* Begin Listed records *
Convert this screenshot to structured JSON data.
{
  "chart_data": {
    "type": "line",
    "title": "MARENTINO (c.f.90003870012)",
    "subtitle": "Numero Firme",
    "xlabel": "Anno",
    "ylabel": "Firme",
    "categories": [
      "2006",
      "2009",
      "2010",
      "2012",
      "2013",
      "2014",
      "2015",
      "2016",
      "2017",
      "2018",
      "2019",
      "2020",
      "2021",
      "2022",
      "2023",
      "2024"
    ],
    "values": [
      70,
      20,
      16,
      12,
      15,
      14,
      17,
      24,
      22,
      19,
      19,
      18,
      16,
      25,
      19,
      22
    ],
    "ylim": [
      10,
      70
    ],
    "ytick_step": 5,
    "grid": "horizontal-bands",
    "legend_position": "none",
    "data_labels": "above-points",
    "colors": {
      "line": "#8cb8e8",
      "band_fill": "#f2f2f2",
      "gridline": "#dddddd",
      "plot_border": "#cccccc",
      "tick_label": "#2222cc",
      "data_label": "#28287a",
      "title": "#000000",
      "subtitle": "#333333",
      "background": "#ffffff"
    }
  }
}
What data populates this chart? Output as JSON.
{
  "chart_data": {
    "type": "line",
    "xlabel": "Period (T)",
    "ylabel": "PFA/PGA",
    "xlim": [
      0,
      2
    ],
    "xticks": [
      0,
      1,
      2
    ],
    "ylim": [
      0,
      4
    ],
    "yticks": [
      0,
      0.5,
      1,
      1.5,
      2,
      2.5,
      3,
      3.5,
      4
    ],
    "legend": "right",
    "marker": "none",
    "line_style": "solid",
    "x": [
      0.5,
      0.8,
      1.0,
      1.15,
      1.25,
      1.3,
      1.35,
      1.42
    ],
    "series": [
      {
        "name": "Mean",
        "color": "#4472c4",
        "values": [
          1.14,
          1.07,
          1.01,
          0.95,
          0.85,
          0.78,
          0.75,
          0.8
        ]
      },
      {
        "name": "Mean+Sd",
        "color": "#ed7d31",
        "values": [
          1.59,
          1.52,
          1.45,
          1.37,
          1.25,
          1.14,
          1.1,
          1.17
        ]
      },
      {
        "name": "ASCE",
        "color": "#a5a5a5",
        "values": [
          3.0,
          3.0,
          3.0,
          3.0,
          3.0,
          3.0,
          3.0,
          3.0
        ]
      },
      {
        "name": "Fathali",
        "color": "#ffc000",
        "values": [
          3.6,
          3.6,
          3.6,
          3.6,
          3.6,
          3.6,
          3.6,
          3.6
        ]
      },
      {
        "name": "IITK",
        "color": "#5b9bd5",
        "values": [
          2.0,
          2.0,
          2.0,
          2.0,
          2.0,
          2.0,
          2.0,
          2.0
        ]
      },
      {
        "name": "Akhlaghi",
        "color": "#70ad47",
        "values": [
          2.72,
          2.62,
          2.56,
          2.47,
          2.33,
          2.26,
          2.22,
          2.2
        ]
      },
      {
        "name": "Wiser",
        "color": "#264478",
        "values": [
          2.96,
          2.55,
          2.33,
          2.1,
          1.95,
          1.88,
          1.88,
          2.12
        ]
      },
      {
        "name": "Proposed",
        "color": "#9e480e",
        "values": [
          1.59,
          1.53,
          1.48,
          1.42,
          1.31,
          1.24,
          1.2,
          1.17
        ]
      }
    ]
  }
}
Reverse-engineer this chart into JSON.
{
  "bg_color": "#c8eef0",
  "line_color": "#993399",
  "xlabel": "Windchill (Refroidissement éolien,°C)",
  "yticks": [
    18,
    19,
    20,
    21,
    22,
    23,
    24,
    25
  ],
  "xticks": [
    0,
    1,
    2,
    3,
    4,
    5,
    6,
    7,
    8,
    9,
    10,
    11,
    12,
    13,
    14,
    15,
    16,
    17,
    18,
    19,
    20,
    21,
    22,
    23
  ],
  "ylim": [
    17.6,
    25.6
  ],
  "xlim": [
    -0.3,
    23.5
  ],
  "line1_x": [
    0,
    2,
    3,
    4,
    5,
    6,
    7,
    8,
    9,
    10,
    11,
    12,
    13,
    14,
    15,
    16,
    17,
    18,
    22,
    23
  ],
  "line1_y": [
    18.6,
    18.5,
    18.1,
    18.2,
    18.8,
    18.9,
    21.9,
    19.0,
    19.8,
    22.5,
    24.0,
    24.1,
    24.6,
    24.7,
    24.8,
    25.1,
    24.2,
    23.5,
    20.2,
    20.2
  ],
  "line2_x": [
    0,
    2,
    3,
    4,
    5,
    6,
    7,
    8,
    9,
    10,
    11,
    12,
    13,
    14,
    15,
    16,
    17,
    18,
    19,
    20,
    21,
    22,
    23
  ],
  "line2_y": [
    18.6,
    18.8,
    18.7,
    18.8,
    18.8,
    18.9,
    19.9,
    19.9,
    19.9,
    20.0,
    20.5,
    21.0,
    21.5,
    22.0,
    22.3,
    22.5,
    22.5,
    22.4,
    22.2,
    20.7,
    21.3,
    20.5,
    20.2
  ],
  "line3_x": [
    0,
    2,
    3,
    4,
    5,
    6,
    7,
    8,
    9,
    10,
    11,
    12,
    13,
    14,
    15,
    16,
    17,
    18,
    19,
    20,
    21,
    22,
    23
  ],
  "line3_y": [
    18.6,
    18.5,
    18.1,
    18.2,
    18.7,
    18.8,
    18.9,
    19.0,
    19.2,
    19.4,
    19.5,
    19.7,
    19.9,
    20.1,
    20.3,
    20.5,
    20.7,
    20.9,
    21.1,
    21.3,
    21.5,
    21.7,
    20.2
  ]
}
* End Listed records *
_Given exercise:_ Write out the records shown above, exactly as they appear.

_Exercise answer:_
Convert this screenshot to structured JSON data.
{
  "chart_data": {
    "type": "line",
    "title": "MARENTINO (c.f.90003870012)",
    "subtitle": "Numero Firme",
    "xlabel": "Anno",
    "ylabel": "Firme",
    "categories": [
      "2006",
      "2009",
      "2010",
      "2012",
      "2013",
      "2014",
      "2015",
      "2016",
      "2017",
      "2018",
      "2019",
      "2020",
      "2021",
      "2022",
      "2023",
      "2024"
    ],
    "values": [
      70,
      20,
      16,
      12,
      15,
      14,
      17,
      24,
      22,
      19,
      19,
      18,
      16,
      25,
      19,
      22
    ],
    "ylim": [
      10,
      70
    ],
    "ytick_step": 5,
    "grid": "horizontal-bands",
    "legend_position": "none",
    "data_labels": "above-points",
    "colors": {
      "line": "#8cb8e8",
      "band_fill": "#f2f2f2",
      "gridline": "#dddddd",
      "plot_border": "#cccccc",
      "tick_label": "#2222cc",
      "data_label": "#28287a",
      "title": "#000000",
      "subtitle": "#333333",
      "background": "#ffffff"
    }
  }
}
What data populates this chart? Output as JSON.
{
  "chart_data": {
    "type": "line",
    "xlabel": "Period (T)",
    "ylabel": "PFA/PGA",
    "xlim": [
      0,
      2
    ],
    "xticks": [
      0,
      1,
      2
    ],
    "ylim": [
      0,
      4
    ],
    "yticks": [
      0,
      0.5,
      1,
      1.5,
      2,
      2.5,
      3,
      3.5,
      4
    ],
    "legend": "right",
    "marker": "none",
    "line_style": "solid",
    "x": [
      0.5,
      0.8,
      1.0,
      1.15,
      1.25,
      1.3,
      1.35,
      1.42
    ],
    "series": [
      {
        "name": "Mean",
        "color": "#4472c4",
        "values": [
          1.14,
          1.07,
          1.01,
          0.95,
          0.85,
          0.78,
          0.75,
          0.8
        ]
      },
      {
        "name": "Mean+Sd",
        "color": "#ed7d31",
        "values": [
          1.59,
          1.52,
          1.45,
          1.37,
          1.25,
          1.14,
          1.1,
          1.17
        ]
      },
      {
        "name": "ASCE",
        "color": "#a5a5a5",
        "values": [
          3.0,
          3.0,
          3.0,
          3.0,
          3.0,
          3.0,
          3.0,
          3.0
        ]
      },
      {
        "name": "Fathali",
        "color": "#ffc000",
        "values": [
          3.6,
          3.6,
          3.6,
          3.6,
          3.6,
          3.6,
          3.6,
          3.6
        ]
      },
      {
        "name": "IITK",
        "color": "#5b9bd5",
        "values": [
          2.0,
          2.0,
          2.0,
          2.0,
          2.0,
          2.0,
          2.0,
          2.0
        ]
      },
      {
        "name": "Akhlaghi",
        "color": "#70ad47",
        "values": [
          2.72,
          2.62,
          2.56,
          2.47,
          2.33,
          2.26,
          2.22,
          2.2
        ]
      },
      {
        "name": "Wiser",
        "color": "#264478",
        "values": [
          2.96,
          2.55,
          2.33,
          2.1,
          1.95,
          1.88,
          1.88,
          2.12
        ]
      },
      {
        "name": "Proposed",
        "color": "#9e480e",
        "values": [
          1.59,
          1.53,
          1.48,
          1.42,
          1.31,
          1.24,
          1.2,
          1.17
        ]
      }
    ]
  }
}
Reverse-engineer this chart into JSON.
{
  "bg_color": "#c8eef0",
  "line_color": "#993399",
  "xlabel": "Windchill (Refroidissement éolien,°C)",
  "yticks": [
    18,
    19,
    20,
    21,
    22,
    23,
    24,
    25
  ],
  "xticks": [
    0,
    1,
    2,
    3,
    4,
    5,
    6,
    7,
    8,
    9,
    10,
    11,
    12,
    13,
    14,
    15,
    16,
    17,
    18,
    19,
    20,
    21,
    22,
    23
  ],
  "ylim": [
    17.6,
    25.6
  ],
  "xlim": [
    -0.3,
    23.5
  ],
  "line1_x": [
    0,
    2,
    3,
    4,
    5,
    6,
    7,
    8,
    9,
    10,
    11,
    12,
    13,
    14,
    15,
    16,
    17,
    18,
    22,
    23
  ],
  "line1_y": [
    18.6,
    18.5,
    18.1,
    18.2,
    18.8,
    18.9,
    21.9,
    19.0,
    19.8,
    22.5,
    24.0,
    24.1,
    24.6,
    24.7,
    24.8,
    25.1,
    24.2,
    23.5,
    20.2,
    20.2
  ],
  "line2_x": [
    0,
    2,
    3,
    4,
    5,
    6,
    7,
    8,
    9,
    10,
    11,
    12,
    13,
    14,
    15,
    16,
    17,
    18,
    19,
    20,
    21,
    22,
    23
  ],
  "line2_y": [
    18.6,
    18.8,
    18.7,
    18.8,
    18.8,
    18.9,
    19.9,
    19.9,
    19.9,
    20.0,
    20.5,
    21.0,
    21.5,
    22.0,
    22.3,
    22.5,
    22.5,
    22.4,
    22.2,
    20.7,
    21.3,
    20.5,
    20.2
  ],
  "line3_x": [
    0,
    2,
    3,
    4,
    5,
    6,
    7,
    8,
    9,
    10,
    11,
    12,
    13,
    14,
    15,
    16,
    17,
    18,
    19,
    20,
    21,
    22,
    23
  ],
  "line3_y": [
    18.6,
    18.5,
    18.1,
    18.2,
    18.7,
    18.8,
    18.9,
    19.0,
    19.2,
    19.4,
    19.5,
    19.7,
    19.9,
    20.1,
    20.3,
    20.5,
    20.7,
    20.9,
    21.1,
    21.3,
    21.5,
    21.7,
    20.2
  ]
}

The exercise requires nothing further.